** Aim of the task **
Review the lines that follow and copy each one that contains the word "объекта".

(Collection entries)
-- begin --
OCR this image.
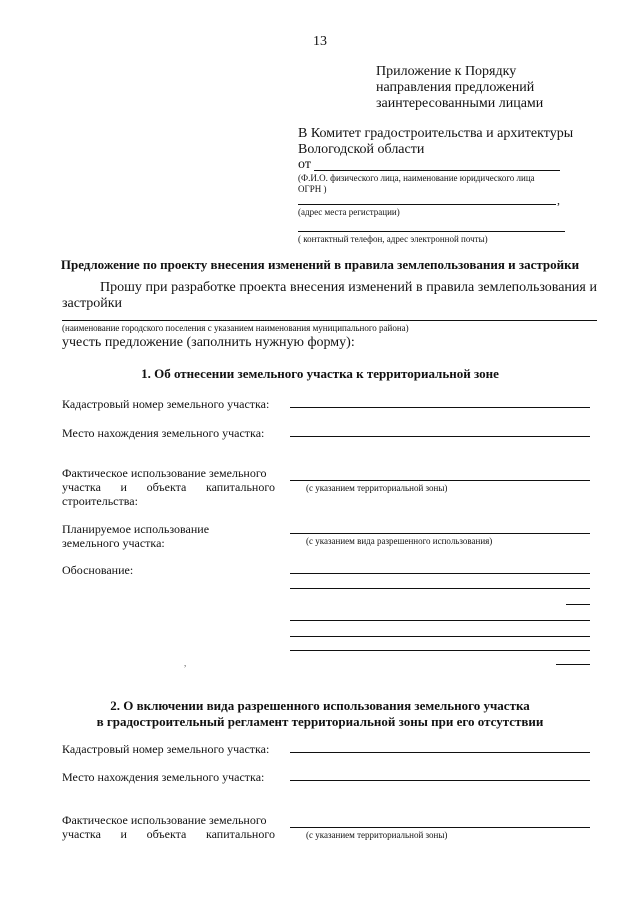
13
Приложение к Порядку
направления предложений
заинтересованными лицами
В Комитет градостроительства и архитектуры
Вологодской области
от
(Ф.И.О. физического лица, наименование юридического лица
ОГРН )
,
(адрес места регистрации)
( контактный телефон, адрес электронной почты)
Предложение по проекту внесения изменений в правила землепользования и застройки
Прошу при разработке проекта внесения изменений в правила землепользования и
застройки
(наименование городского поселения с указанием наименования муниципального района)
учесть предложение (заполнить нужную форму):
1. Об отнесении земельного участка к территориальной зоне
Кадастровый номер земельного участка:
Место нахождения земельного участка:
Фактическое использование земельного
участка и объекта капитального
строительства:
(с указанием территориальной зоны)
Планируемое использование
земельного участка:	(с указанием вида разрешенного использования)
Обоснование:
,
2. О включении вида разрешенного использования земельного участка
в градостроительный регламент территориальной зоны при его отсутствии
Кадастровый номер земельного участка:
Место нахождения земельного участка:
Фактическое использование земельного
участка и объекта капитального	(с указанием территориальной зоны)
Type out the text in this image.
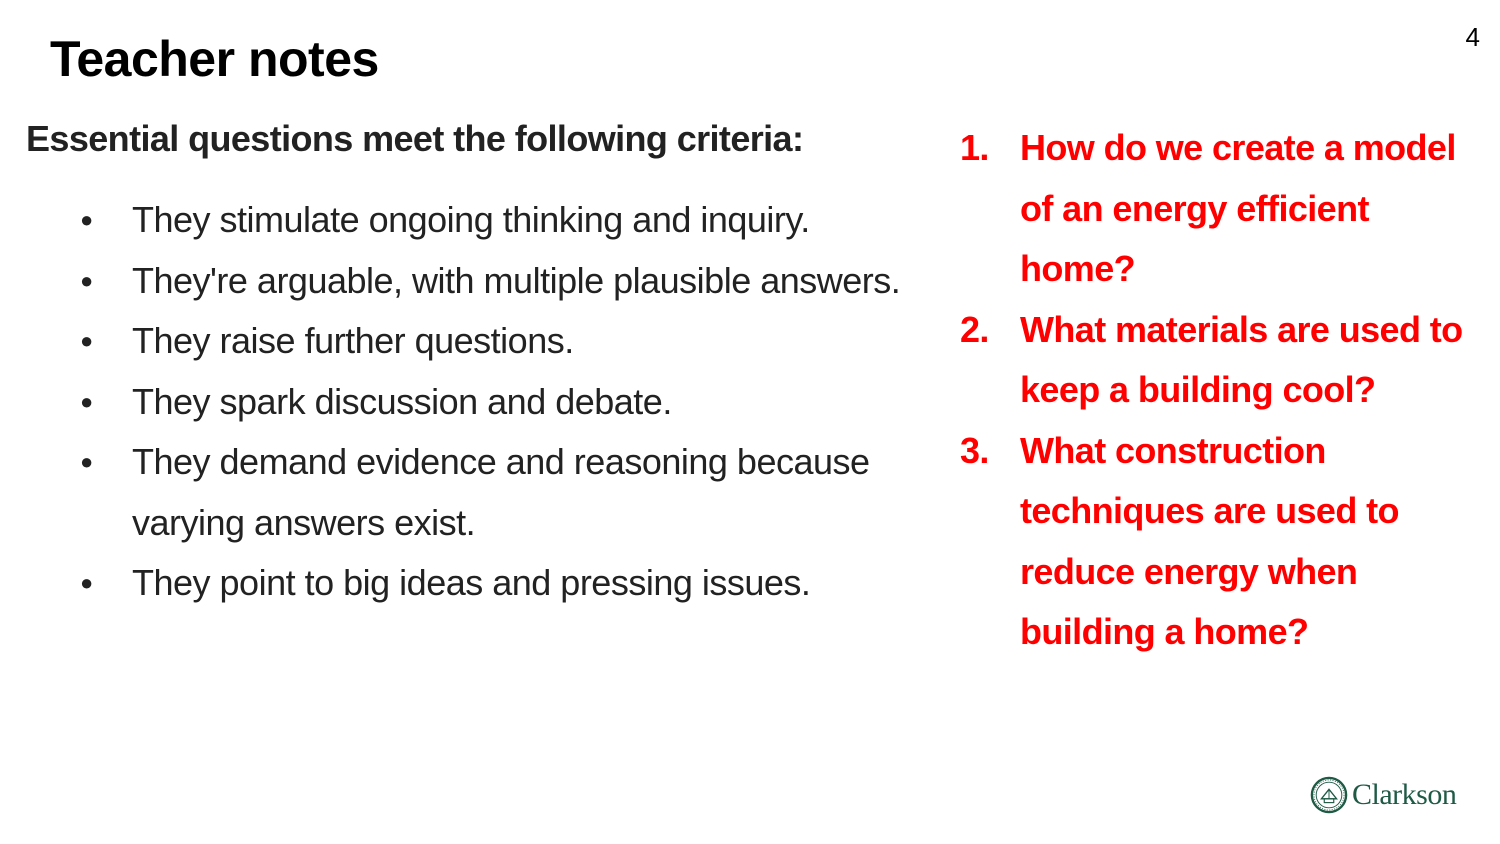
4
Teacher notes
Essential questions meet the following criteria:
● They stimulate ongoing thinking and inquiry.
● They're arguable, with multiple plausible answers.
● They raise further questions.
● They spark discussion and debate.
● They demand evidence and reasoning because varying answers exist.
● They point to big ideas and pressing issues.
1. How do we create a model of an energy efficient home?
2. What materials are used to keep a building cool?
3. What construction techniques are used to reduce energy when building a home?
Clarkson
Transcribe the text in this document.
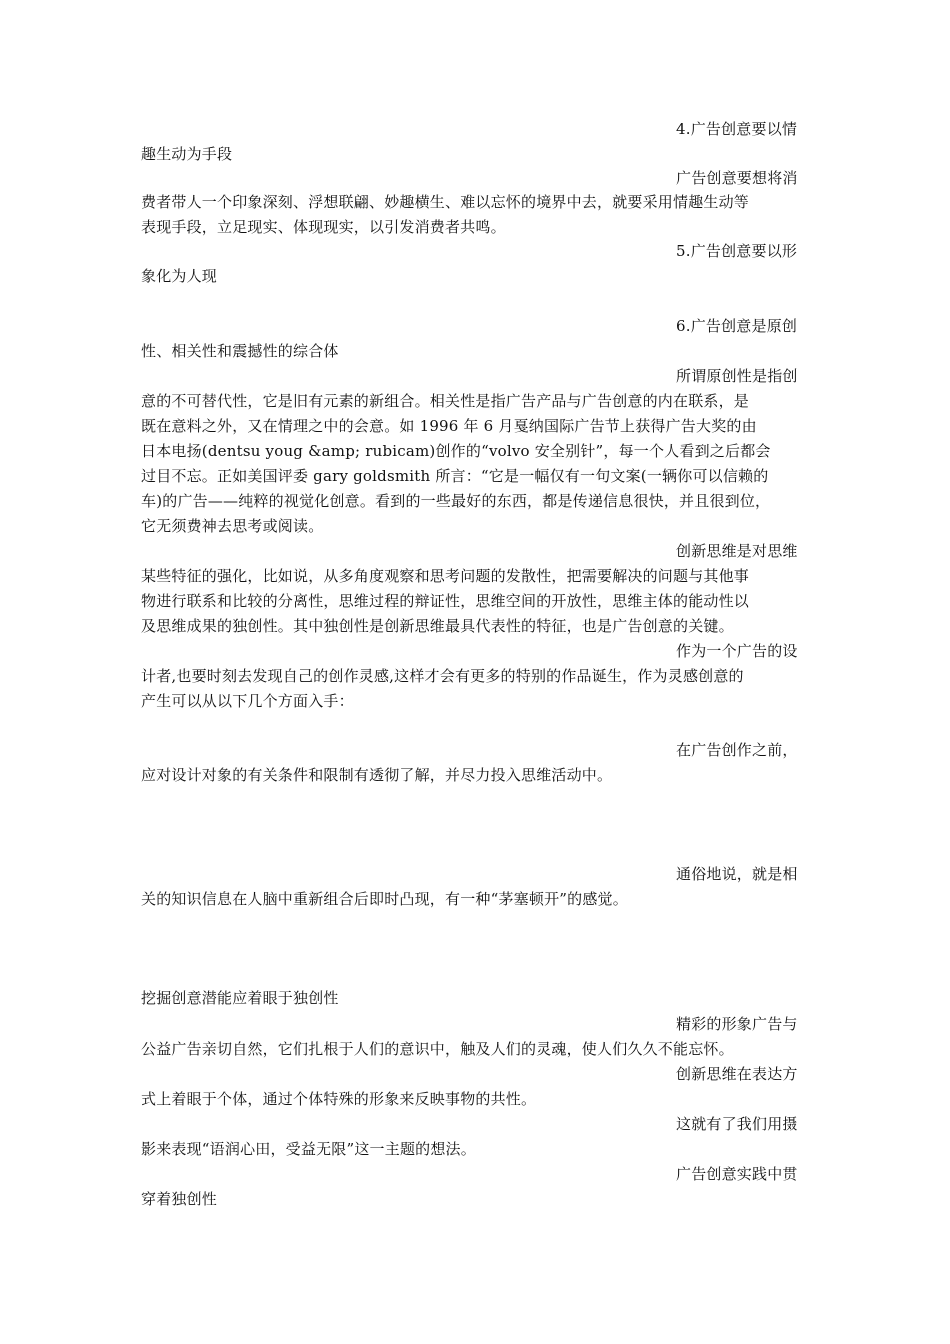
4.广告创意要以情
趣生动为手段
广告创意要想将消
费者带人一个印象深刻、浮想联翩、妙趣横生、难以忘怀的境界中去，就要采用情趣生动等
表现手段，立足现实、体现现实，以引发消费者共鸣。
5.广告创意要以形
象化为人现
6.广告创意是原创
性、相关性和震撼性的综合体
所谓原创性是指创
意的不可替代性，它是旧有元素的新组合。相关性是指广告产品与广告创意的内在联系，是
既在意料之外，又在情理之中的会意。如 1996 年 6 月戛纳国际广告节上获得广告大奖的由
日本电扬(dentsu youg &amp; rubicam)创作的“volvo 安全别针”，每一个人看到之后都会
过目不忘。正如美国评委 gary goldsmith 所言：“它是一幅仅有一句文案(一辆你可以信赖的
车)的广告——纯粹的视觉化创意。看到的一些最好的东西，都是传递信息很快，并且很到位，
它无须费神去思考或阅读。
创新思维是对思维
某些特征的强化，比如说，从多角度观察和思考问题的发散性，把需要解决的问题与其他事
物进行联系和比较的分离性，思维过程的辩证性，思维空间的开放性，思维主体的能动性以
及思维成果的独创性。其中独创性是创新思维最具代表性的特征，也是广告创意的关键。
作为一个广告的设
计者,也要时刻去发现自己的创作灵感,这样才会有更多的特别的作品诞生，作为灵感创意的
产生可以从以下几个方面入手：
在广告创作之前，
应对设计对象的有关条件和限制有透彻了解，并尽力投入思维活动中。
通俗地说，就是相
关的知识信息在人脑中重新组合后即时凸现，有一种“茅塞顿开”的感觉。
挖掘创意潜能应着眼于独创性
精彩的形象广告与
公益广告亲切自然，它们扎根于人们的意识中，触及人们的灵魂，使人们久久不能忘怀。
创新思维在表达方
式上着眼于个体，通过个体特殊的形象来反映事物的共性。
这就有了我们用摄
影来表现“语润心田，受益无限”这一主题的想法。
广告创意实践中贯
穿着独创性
-- end --
** Task answer **
участка и объекта капитального
участка и объекта капитального	(с указанием территориальной зоны)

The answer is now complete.